Short task: Can all of these lines be returned exactly?

== Recorded data

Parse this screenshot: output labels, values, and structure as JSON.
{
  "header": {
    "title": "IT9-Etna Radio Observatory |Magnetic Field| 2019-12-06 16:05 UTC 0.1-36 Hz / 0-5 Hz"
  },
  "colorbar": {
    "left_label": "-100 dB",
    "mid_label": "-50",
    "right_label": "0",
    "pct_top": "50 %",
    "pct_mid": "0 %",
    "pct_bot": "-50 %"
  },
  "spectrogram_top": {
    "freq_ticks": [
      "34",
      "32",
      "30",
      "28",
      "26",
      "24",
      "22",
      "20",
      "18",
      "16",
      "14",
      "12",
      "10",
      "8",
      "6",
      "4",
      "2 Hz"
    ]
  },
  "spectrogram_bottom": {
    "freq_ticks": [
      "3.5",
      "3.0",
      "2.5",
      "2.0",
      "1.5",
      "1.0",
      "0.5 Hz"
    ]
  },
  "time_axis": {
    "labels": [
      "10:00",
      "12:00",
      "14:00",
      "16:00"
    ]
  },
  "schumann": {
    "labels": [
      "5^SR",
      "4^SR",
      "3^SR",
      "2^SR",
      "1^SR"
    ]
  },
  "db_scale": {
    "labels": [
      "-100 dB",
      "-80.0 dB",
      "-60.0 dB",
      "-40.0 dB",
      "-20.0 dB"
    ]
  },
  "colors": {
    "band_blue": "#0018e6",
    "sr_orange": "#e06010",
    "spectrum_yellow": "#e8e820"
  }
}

====

Task solution:
Parse this screenshot: output labels, values, and structure as JSON.
{
  "header": {
    "title": "IT9-Etna Radio Observatory |Magnetic Field| 2019-12-06 16:05 UTC 0.1-36 Hz / 0-5 Hz"
  },
  "colorbar": {
    "left_label": "-100 dB",
    "mid_label": "-50",
    "right_label": "0",
    "pct_top": "50 %",
    "pct_mid": "0 %",
    "pct_bot": "-50 %"
  },
  "spectrogram_top": {
    "freq_ticks": [
      "34",
      "32",
      "30",
      "28",
      "26",
      "24",
      "22",
      "20",
      "18",
      "16",
      "14",
      "12",
      "10",
      "8",
      "6",
      "4",
      "2 Hz"
    ]
  },
  "spectrogram_bottom": {
    "freq_ticks": [
      "3.5",
      "3.0",
      "2.5",
      "2.0",
      "1.5",
      "1.0",
      "0.5 Hz"
    ]
  },
  "time_axis": {
    "labels": [
      "10:00",
      "12:00",
      "14:00",
      "16:00"
    ]
  },
  "schumann": {
    "labels": [
      "5^SR",
      "4^SR",
      "3^SR",
      "2^SR",
      "1^SR"
    ]
  },
  "db_scale": {
    "labels": [
      "-100 dB",
      "-80.0 dB",
      "-60.0 dB",
      "-40.0 dB",
      "-20.0 dB"
    ]
  },
  "colors": {
    "band_blue": "#0018e6",
    "sr_orange": "#e06010",
    "spectrum_yellow": "#e8e820"
  }
}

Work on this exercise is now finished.